Participants need to fill out the Challenge Registration form before submitting the solution. Please refer to the Guidelines tab for more information.

Overview

As space travel extends to greater duration and distance, missions may require a propellant refill in space. To achieve this, spacecraft may require larger tanks and efficient refueling along with tanks that have the capability of isolating propellant from ullage fluid (a gas and vapor mixture) during a vent. The goal of this Challenge is to develop a novel solution for the venting of ullage contents from a partially full propellant tank, in microgravity, with minimal loss of propellant. This ullage venting solution would help allow the adjustment of pressure in the receiving tank prior to, during, and/or after the liquid propellant transfer.  
This Challenge is seeking solutions to propellant tank venting in micro-gravity with minimal loss of propellant. Although all concepts will be considered, solutions that are external to the propellant tank are preferred as they could use existing (heritage) propellant tanks and avoid development costs related to designing and qualifying a new (or modified) tank.  

If you can solve this Challenge, submit a complete concept design of your tank venting solution and you could win your share of the $80,000 (USD) purse.
================================
▶ _Problem description_
Write what comes next in the challenge description on venting propellant tanks in microgravity, starting after its last sentence about the $80,000 purse.
================================
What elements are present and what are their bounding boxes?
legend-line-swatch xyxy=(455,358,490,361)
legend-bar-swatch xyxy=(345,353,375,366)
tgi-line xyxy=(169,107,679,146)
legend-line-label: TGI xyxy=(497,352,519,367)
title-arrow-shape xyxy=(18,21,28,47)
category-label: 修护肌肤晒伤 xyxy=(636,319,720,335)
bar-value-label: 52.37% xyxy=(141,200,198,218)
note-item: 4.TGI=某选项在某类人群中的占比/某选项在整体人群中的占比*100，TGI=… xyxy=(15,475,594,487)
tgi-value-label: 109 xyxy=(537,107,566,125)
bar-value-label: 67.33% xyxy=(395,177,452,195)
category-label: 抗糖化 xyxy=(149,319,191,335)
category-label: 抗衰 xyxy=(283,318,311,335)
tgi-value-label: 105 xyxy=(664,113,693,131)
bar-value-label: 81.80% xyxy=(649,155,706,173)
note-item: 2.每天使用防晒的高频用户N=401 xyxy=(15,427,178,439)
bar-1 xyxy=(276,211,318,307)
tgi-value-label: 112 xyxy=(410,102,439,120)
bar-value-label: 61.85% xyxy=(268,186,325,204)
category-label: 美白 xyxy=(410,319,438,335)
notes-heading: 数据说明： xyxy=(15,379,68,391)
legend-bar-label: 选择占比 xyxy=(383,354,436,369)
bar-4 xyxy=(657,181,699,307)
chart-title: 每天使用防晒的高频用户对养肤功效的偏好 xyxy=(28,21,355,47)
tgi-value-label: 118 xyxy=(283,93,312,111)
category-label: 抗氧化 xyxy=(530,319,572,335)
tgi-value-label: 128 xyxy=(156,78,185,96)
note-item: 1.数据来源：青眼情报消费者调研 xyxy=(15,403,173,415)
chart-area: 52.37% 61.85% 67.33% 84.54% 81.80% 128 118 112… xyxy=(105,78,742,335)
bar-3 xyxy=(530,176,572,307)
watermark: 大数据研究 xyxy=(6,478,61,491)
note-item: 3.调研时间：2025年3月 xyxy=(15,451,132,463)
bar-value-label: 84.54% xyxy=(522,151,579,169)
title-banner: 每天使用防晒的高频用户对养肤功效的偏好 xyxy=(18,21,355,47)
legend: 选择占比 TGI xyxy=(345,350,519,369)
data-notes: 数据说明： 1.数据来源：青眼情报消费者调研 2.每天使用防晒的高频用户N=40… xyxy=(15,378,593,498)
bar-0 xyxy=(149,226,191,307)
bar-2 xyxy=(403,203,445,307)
================================
▶ _Task response_
Background

On Earth, liquid propellant tanks typically (and easily with the assistance of gravity) allow receiver tank venting. To enable a high mass fill fraction and a timely liquid fluid transfer in space, there must be a way to vent residual gas from the receiver tank in microgravity with a minimal loss of liquid propellant in the process. Fluid surface tension properties will dominate in large vessels/tanks when a fluid transfer is performed in low or zero gravity, resulting in somewhat unpredictable fluid (particularly liquid) distribution within the tank; therefore, it may be difficult to separate liquid from gas. Additionally, direct venting to space could alter the velocity of the spacecraft or generate undesirable stress on or contamination of components. Controlled propellant tank venting in space is historically rare but may be required for future missions where an in-space propellant transfer is needed. These future examples may include long duration missions to the Moon, Mars, and beyond, or operations to repurpose or extend the mission life of satellites or observatories.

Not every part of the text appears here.